(Saved entries)
=-=-=-=-=
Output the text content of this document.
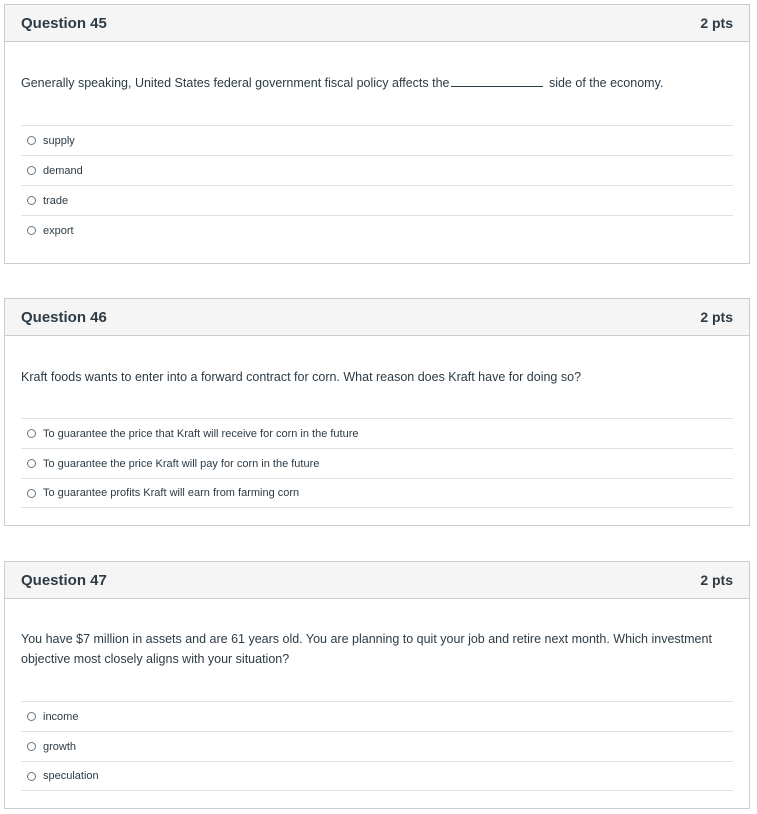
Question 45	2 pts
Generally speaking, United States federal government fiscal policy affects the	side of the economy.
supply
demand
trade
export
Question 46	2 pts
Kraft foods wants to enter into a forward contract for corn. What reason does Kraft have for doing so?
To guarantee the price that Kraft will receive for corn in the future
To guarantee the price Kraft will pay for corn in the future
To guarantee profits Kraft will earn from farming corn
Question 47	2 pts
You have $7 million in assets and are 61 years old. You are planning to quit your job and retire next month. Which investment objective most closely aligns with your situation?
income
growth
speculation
=-=-=-=-=
WHAT IS BEING ASKED:
Set down all the data again exactly as above, pictures excluded.

SOLVED EXERCISE:
Output the text content of this document.
Question 45	2 pts
Generally speaking, United States federal government fiscal policy affects the	side of the economy.
supply
demand
trade
export
Question 46	2 pts
Kraft foods wants to enter into a forward contract for corn. What reason does Kraft have for doing so?
To guarantee the price that Kraft will receive for corn in the future
To guarantee the price Kraft will pay for corn in the future
To guarantee profits Kraft will earn from farming corn
Question 47	2 pts
You have $7 million in assets and are 61 years old. You are planning to quit your job and retire next month. Which investment objective most closely aligns with your situation?
income
growth
speculation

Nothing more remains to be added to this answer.